## To do
Please reproduce the passage below on Osama bin Laden's death word for word, from its first sentence to its last.

## Text passage
(begin)

The destruction of terror's most visible face is being hailed as Mr Obama's greatest achievement during a presidency that has failed so far to fulfill the pledge of economic revival. That remains elusive, as people still struggle to find well-paying jobs, pay college fees and buy homes. It may be recalled that President George W Bush's second term had hurled the US into severe depression, the culmination of ruinous military expeditions in Iraq and Afghanistan, as much as debt-ridden economic policies. Mr Obama and his team coasted to victory in November 2008 by vowing to undo the havoc, wrought by the Bush's Administration. The news of Osama bin Laden's death is possibly intended to send out the message that the President is very much in control even as questions are being raised about his leadership, and the prospect of re-election in late 2012 seems dim.


Buried at sea, Osama bin Laden's memory will remain a painful reminder of the air assault on New York's World Trade Centre on September 9, 2001, which resulted in almost 3,000 casualties. The destruction of the twin towers was alleged by US intelligence to have been master-minded by Osama bin Laden, a renegade member of the wealthy bin Laden family of Saudi Arabia. The man was said to have turned to funding and orchestrating Islamist terror across countries — a phenomenon described as stateless terror — after being trained by the US's Central Intelligence Agency as an operative. While the complete truth is unlikely ever to be known, it is certain that Osama bin Laden's Al Qaeda and the allied Taliban funded numerous attacks by terror groups but never managed to strike the US again.

(end)

## Data rows
(begin)

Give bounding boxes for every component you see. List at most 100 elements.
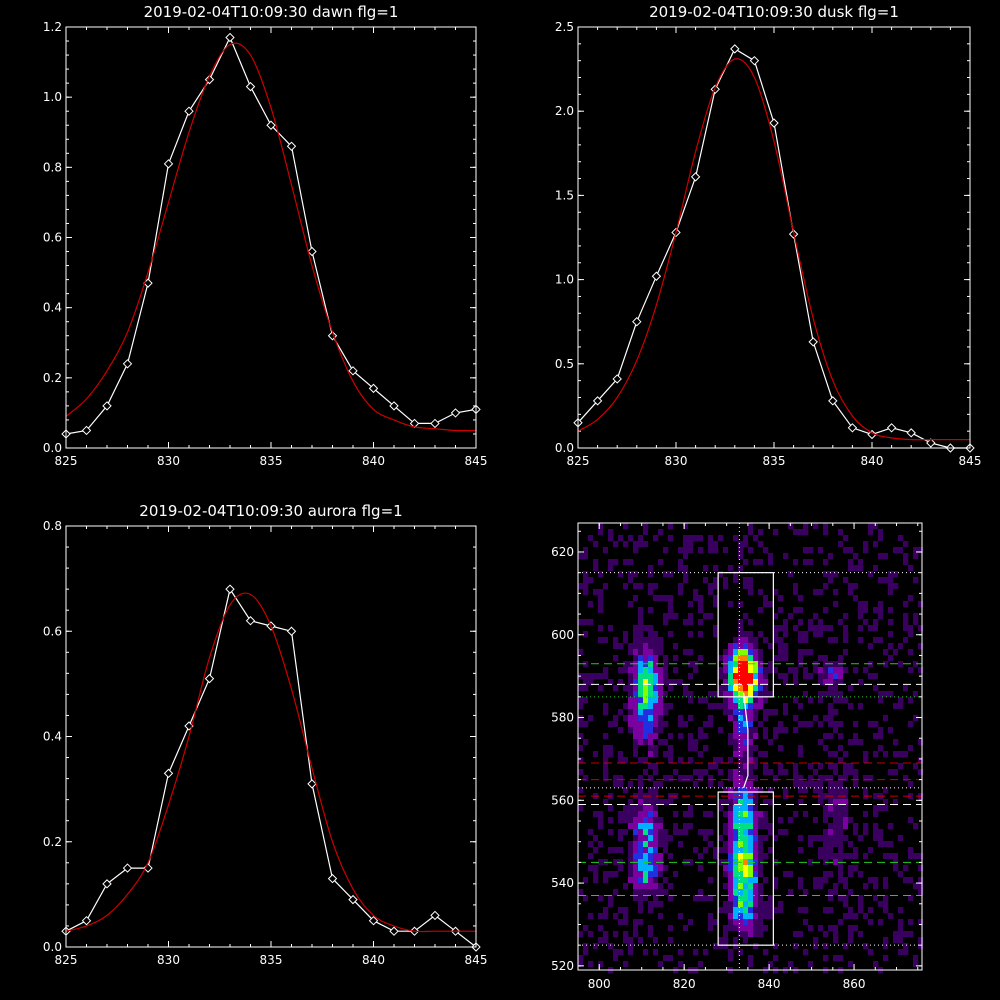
- heatmap-cell: [843, 673, 849, 680]
- heatmap-cell: [728, 661, 734, 668]
- heatmap-cell: [773, 559, 779, 566]
- heatmap-cell: [713, 595, 719, 602]
- heatmap-cell: [678, 757, 684, 764]
- heatmap-cell: [738, 817, 744, 824]
- heatmap-cell: [723, 667, 729, 674]
- heatmap-cell: [868, 853, 874, 860]
- heatmap-cell: [808, 595, 814, 602]
- heatmap-cell: [603, 547, 609, 554]
- heatmap-cell: [583, 553, 589, 560]
- heatmap-cell: [758, 877, 764, 884]
- heatmap-cell: [798, 871, 804, 878]
- heatmap-cell: [858, 559, 864, 566]
- heatmap-cell: [748, 913, 754, 920]
- heatmap-cell: [803, 907, 809, 914]
- heatmap-cell: [818, 703, 824, 710]
- heatmap-cell: [703, 733, 709, 740]
- heatmap-cell: [648, 787, 654, 794]
- heatmap-cell: [583, 643, 589, 650]
- heatmap-cell: [598, 913, 604, 920]
- heatmap-cell: [633, 547, 639, 554]
- heatmap-cell: [828, 535, 834, 542]
- heatmap-cell: [828, 733, 834, 740]
- heatmap-cell: [688, 631, 694, 638]
- heatmap-cell: [583, 943, 589, 950]
- heatmap-cell: [728, 781, 734, 788]
- heatmap-cell: [723, 787, 729, 794]
- heatmap-cell: [618, 733, 624, 740]
- heatmap-cell: [853, 907, 859, 914]
- heatmap-cell: [628, 841, 634, 848]
- heatmap-cell: [713, 577, 719, 584]
- heatmap-cell: [813, 757, 819, 764]
- heatmap-cell: [643, 643, 649, 650]
- heatmap-cell: [833, 799, 839, 806]
- heatmap-cell: [603, 865, 609, 872]
- heatmap-cell: [728, 829, 734, 836]
- heatmap-cell: [703, 589, 709, 596]
- heatmap-cell: [813, 913, 819, 920]
- heatmap-cell: [648, 769, 654, 776]
- heatmap-cell: [708, 589, 714, 596]
- heatmap-cell: [653, 853, 659, 860]
- heatmap-cell: [588, 679, 594, 686]
- heatmap-cell: [653, 763, 659, 770]
- heatmap-cell: [748, 883, 754, 890]
- heatmap-cell: [838, 685, 844, 692]
- heatmap-cell: [633, 655, 639, 662]
- heatmap-cell: [718, 955, 724, 962]
- heatmap-cell: [698, 631, 704, 638]
- heatmap-cell: [903, 781, 909, 788]
- heatmap-cell: [738, 841, 744, 848]
- heatmap-cell: [743, 577, 749, 584]
- heatmap-cell: [728, 751, 734, 758]
- heatmap-cell: [738, 949, 744, 956]
- heatmap-cell: [583, 745, 589, 752]
- heatmap-cell: [833, 709, 839, 716]
- heatmap-cell: [883, 661, 889, 668]
- heatmap-cell: [843, 745, 849, 752]
- heatmap-cell: [708, 637, 714, 644]
- heatmap-cell: [828, 703, 834, 710]
- heatmap-cell: [773, 877, 779, 884]
- heatmap-cell: [888, 769, 894, 776]
- heatmap-cell: [833, 673, 839, 680]
- heatmap-cell: [743, 661, 749, 668]
- heatmap-cell: [853, 829, 859, 836]
- heatmap-cell: [733, 655, 739, 662]
- heatmap-cell: [758, 835, 764, 842]
- heatmap-cell: [728, 547, 734, 554]
- heatmap-cell: [828, 577, 834, 584]
- heatmap-cell: [658, 565, 664, 572]
- heatmap-cell: [628, 655, 634, 662]
- heatmap-cell: [843, 691, 849, 698]
- heatmap-cell: [778, 943, 784, 950]
- heatmap-cell: [598, 925, 604, 932]
- data-point-marker: [632, 316, 642, 327]
- heatmap-cell: [738, 565, 744, 572]
- heatmap-cell: [653, 925, 659, 932]
- data-point-marker: [430, 418, 440, 429]
- heatmap-cell: [773, 547, 779, 554]
- heatmap-cell: [628, 739, 634, 746]
- heatmap-cell: [603, 907, 609, 914]
- heatmap-cell: [708, 595, 714, 602]
- heatmap-cell: [663, 751, 669, 758]
- heatmap-cell: [793, 655, 799, 662]
- heatmap-cell: [643, 877, 649, 884]
- heatmap-cell: [863, 787, 869, 794]
- heatmap-cell: [753, 835, 759, 842]
- heatmap-cell: [648, 865, 654, 872]
- heatmap-cell: [843, 583, 849, 590]
- heatmap-cell: [838, 637, 844, 644]
- heatmap-cell: [783, 799, 789, 806]
- heatmap-cell: [753, 943, 759, 950]
- heatmap-cell: [838, 823, 844, 830]
- heatmap-cell: [813, 589, 819, 596]
- heatmap-cell: [788, 721, 794, 728]
- heatmap-cell: [898, 799, 904, 806]
- heatmap-cell: [893, 583, 899, 590]
- heatmap-cell: [858, 835, 864, 842]
- heatmap-cell: [598, 805, 604, 812]
- heatmap-cell: [758, 757, 764, 764]
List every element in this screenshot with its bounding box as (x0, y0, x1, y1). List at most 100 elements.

(end)

## Answer for the task
The destruction of terror's most visible face is being hailed as Mr Obama's greatest achievement during a presidency that has failed so far to fulfill the pledge of economic revival. That remains elusive, as people still struggle to find well-paying jobs, pay college fees and buy homes. It may be recalled that President George W Bush's second term had hurled the US into severe depression, the culmination of ruinous military expeditions in Iraq and Afghanistan, as much as debt-ridden economic policies. Mr Obama and his team coasted to victory in November 2008 by vowing to undo the havoc, wrought by the Bush's Administration. The news of Osama bin Laden's death is possibly intended to send out the message that the President is very much in control even as questions are being raised about his leadership, and the prospect of re-election in late 2012 seems dim.


Buried at sea, Osama bin Laden's memory will remain a painful reminder of the air assault on New York's World Trade Centre on September 9, 2001, which resulted in almost 3,000 casualties. The destruction of the twin towers was alleged by US intelligence to have been master-minded by Osama bin Laden, a renegade member of the wealthy bin Laden family of Saudi Arabia. The man was said to have turned to funding and orchestrating Islamist terror across countries — a phenomenon described as stateless terror — after being trained by the US's Central Intelligence Agency as an operative. While the complete truth is unlikely ever to be known, it is certain that Osama bin Laden's Al Qaeda and the allied Taliban funded numerous attacks by terror groups but never managed to strike the US again.